** Task input **
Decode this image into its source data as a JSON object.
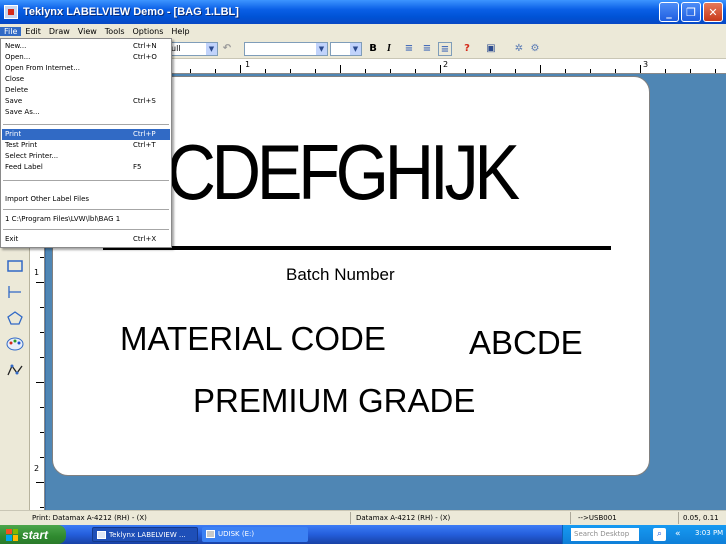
{
  "window": {
    "title": "Teklynx LABELVIEW Demo - [BAG 1.LBL]"
  },
  "menubar": [
    "File",
    "Edit",
    "Draw",
    "View",
    "Tools",
    "Options",
    "Help"
  ],
  "file_menu": {
    "items": [
      {
        "label": "New...",
        "shortcut": "Ctrl+N"
      },
      {
        "label": "Open...",
        "shortcut": "Ctrl+O"
      },
      {
        "label": "Open From Internet...",
        "shortcut": ""
      },
      {
        "label": "Close",
        "shortcut": ""
      },
      {
        "label": "Delete",
        "shortcut": ""
      },
      {
        "label": "Save",
        "shortcut": "Ctrl+S"
      },
      {
        "label": "Save As...",
        "shortcut": ""
      },
      {
        "label": "Print",
        "shortcut": "Ctrl+P"
      },
      {
        "label": "Test Print",
        "shortcut": "Ctrl+T"
      },
      {
        "label": "Select Printer...",
        "shortcut": ""
      },
      {
        "label": "Feed Label",
        "shortcut": "F5"
      },
      {
        "label": "Import Other Label Files",
        "shortcut": ""
      },
      {
        "label": "1 C:\\Program Files\\LVW\\lbl\\BAG 1",
        "shortcut": ""
      },
      {
        "label": "Exit",
        "shortcut": "Ctrl+X"
      }
    ],
    "highlighted": "Print"
  },
  "toolbar": {
    "zoom_value": "ull",
    "bold": "B",
    "italic": "I",
    "print_glyph": "?"
  },
  "ruler": {
    "top_numbers": [
      "1",
      "2",
      "3"
    ],
    "left_numbers": [
      "1",
      "2"
    ]
  },
  "label": {
    "big_text": "BCDEFGHIJK",
    "batch": "Batch Number",
    "material": "MATERIAL CODE",
    "code": "ABCDE",
    "grade": "PREMIUM GRADE"
  },
  "statusbar": {
    "left": "Print: Datamax A-4212 (RH) - (X)",
    "printer": "Datamax A-4212 (RH) - (X)",
    "port": "-->USB001",
    "coords": "0.05, 0.11"
  },
  "taskbar": {
    "start": "start",
    "tasks": [
      "Teklynx LABELVIEW ...",
      "UDISK (E:)"
    ],
    "search_placeholder": "Search Desktop",
    "clock": "3:03 PM"
  },
  "colors": {
    "workspace": "#4f86b4",
    "highlight": "#316ac5",
    "titlebar": "#0a5fe6"
  }
}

** Challenge **
From the entries above, output every line exactly and omit any image.

** Answer to the exercise **
Decode this image into its source data as a JSON object.
{
  "window": {
    "title": "Teklynx LABELVIEW Demo - [BAG 1.LBL]"
  },
  "menubar": [
    "File",
    "Edit",
    "Draw",
    "View",
    "Tools",
    "Options",
    "Help"
  ],
  "file_menu": {
    "items": [
      {
        "label": "New...",
        "shortcut": "Ctrl+N"
      },
      {
        "label": "Open...",
        "shortcut": "Ctrl+O"
      },
      {
        "label": "Open From Internet...",
        "shortcut": ""
      },
      {
        "label": "Close",
        "shortcut": ""
      },
      {
        "label": "Delete",
        "shortcut": ""
      },
      {
        "label": "Save",
        "shortcut": "Ctrl+S"
      },
      {
        "label": "Save As...",
        "shortcut": ""
      },
      {
        "label": "Print",
        "shortcut": "Ctrl+P"
      },
      {
        "label": "Test Print",
        "shortcut": "Ctrl+T"
      },
      {
        "label": "Select Printer...",
        "shortcut": ""
      },
      {
        "label": "Feed Label",
        "shortcut": "F5"
      },
      {
        "label": "Import Other Label Files",
        "shortcut": ""
      },
      {
        "label": "1 C:\\Program Files\\LVW\\lbl\\BAG 1",
        "shortcut": ""
      },
      {
        "label": "Exit",
        "shortcut": "Ctrl+X"
      }
    ],
    "highlighted": "Print"
  },
  "toolbar": {
    "zoom_value": "ull",
    "bold": "B",
    "italic": "I",
    "print_glyph": "?"
  },
  "ruler": {
    "top_numbers": [
      "1",
      "2",
      "3"
    ],
    "left_numbers": [
      "1",
      "2"
    ]
  },
  "label": {
    "big_text": "BCDEFGHIJK",
    "batch": "Batch Number",
    "material": "MATERIAL CODE",
    "code": "ABCDE",
    "grade": "PREMIUM GRADE"
  },
  "statusbar": {
    "left": "Print: Datamax A-4212 (RH) - (X)",
    "printer": "Datamax A-4212 (RH) - (X)",
    "port": "-->USB001",
    "coords": "0.05, 0.11"
  },
  "taskbar": {
    "start": "start",
    "tasks": [
      "Teklynx LABELVIEW ...",
      "UDISK (E:)"
    ],
    "search_placeholder": "Search Desktop",
    "clock": "3:03 PM"
  },
  "colors": {
    "workspace": "#4f86b4",
    "highlight": "#316ac5",
    "titlebar": "#0a5fe6"
  }
}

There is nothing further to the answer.